[Start Provided records]
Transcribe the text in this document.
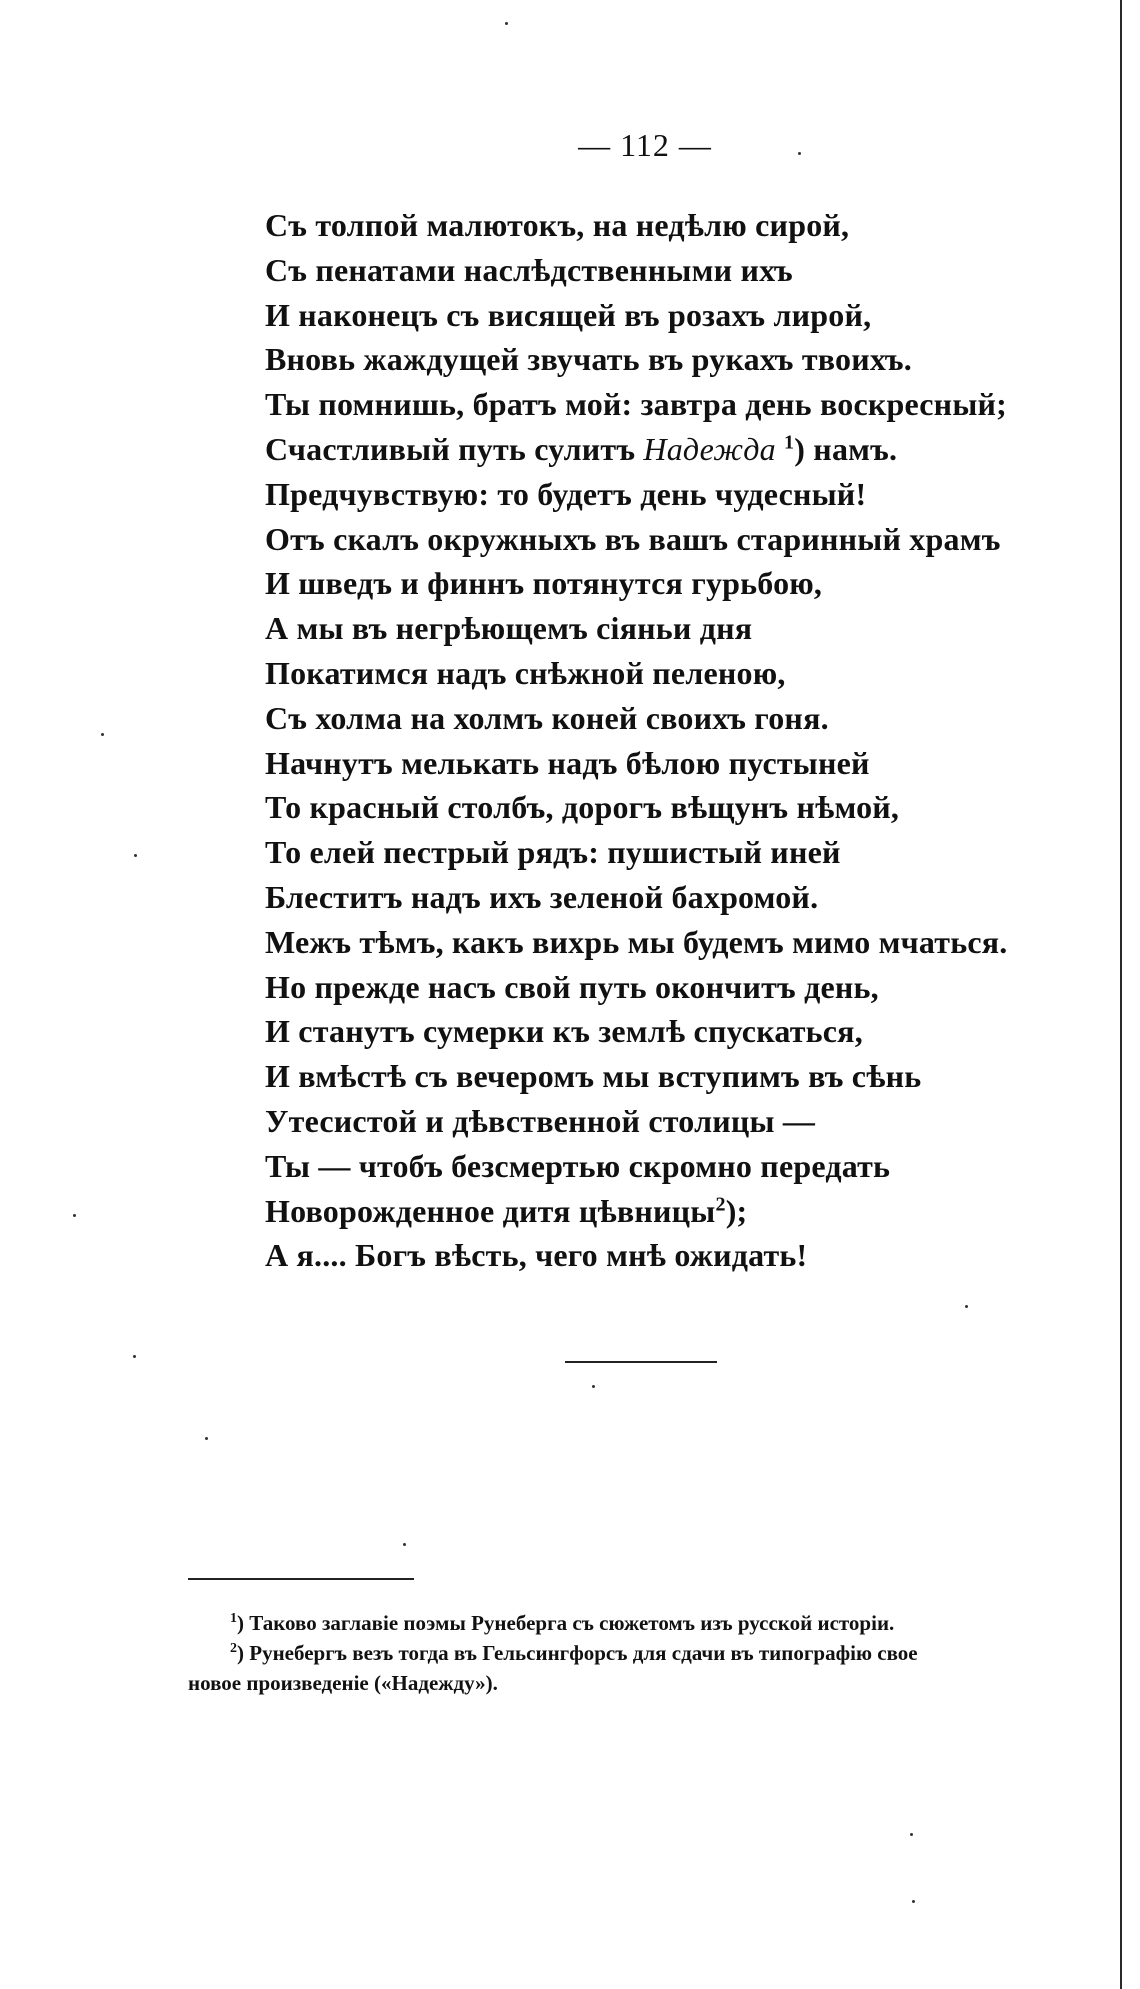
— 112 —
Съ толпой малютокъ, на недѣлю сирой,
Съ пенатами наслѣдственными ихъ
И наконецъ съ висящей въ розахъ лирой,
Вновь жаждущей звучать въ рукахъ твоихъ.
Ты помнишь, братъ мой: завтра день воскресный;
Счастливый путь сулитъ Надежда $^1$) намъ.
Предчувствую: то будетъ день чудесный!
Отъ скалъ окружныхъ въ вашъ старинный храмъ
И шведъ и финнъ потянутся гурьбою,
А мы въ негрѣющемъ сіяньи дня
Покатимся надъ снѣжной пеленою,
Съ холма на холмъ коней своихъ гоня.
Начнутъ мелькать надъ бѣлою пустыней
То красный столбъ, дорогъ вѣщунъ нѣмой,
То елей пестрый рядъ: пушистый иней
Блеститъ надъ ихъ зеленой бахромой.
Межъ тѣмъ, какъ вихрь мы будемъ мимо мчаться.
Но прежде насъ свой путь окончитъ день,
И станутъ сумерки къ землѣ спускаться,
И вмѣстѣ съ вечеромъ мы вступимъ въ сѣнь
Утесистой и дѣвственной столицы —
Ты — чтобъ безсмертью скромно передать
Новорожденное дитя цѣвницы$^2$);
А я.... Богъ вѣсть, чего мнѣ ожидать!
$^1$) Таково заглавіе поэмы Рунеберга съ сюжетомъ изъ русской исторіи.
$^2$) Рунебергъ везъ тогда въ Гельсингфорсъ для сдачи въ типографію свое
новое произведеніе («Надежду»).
[End Provided records]
## Problem requirements:
Restate each entry word for word, please, but drop any images it holds.

## Answer to the task:
Transcribe the text in this document.
— 112 —
Съ толпой малютокъ, на недѣлю сирой,
Съ пенатами наслѣдственными ихъ
И наконецъ съ висящей въ розахъ лирой,
Вновь жаждущей звучать въ рукахъ твоихъ.
Ты помнишь, братъ мой: завтра день воскресный;
Счастливый путь сулитъ Надежда $^1$) намъ.
Предчувствую: то будетъ день чудесный!
Отъ скалъ окружныхъ въ вашъ старинный храмъ
И шведъ и финнъ потянутся гурьбою,
А мы въ негрѣющемъ сіяньи дня
Покатимся надъ снѣжной пеленою,
Съ холма на холмъ коней своихъ гоня.
Начнутъ мелькать надъ бѣлою пустыней
То красный столбъ, дорогъ вѣщунъ нѣмой,
То елей пестрый рядъ: пушистый иней
Блеститъ надъ ихъ зеленой бахромой.
Межъ тѣмъ, какъ вихрь мы будемъ мимо мчаться.
Но прежде насъ свой путь окончитъ день,
И станутъ сумерки къ землѣ спускаться,
И вмѣстѣ съ вечеромъ мы вступимъ въ сѣнь
Утесистой и дѣвственной столицы —
Ты — чтобъ безсмертью скромно передать
Новорожденное дитя цѣвницы$^2$);
А я.... Богъ вѣсть, чего мнѣ ожидать!
$^1$) Таково заглавіе поэмы Рунеберга съ сюжетомъ изъ русской исторіи.
$^2$) Рунебергъ везъ тогда въ Гельсингфорсъ для сдачи въ типографію свое
новое произведеніе («Надежду»).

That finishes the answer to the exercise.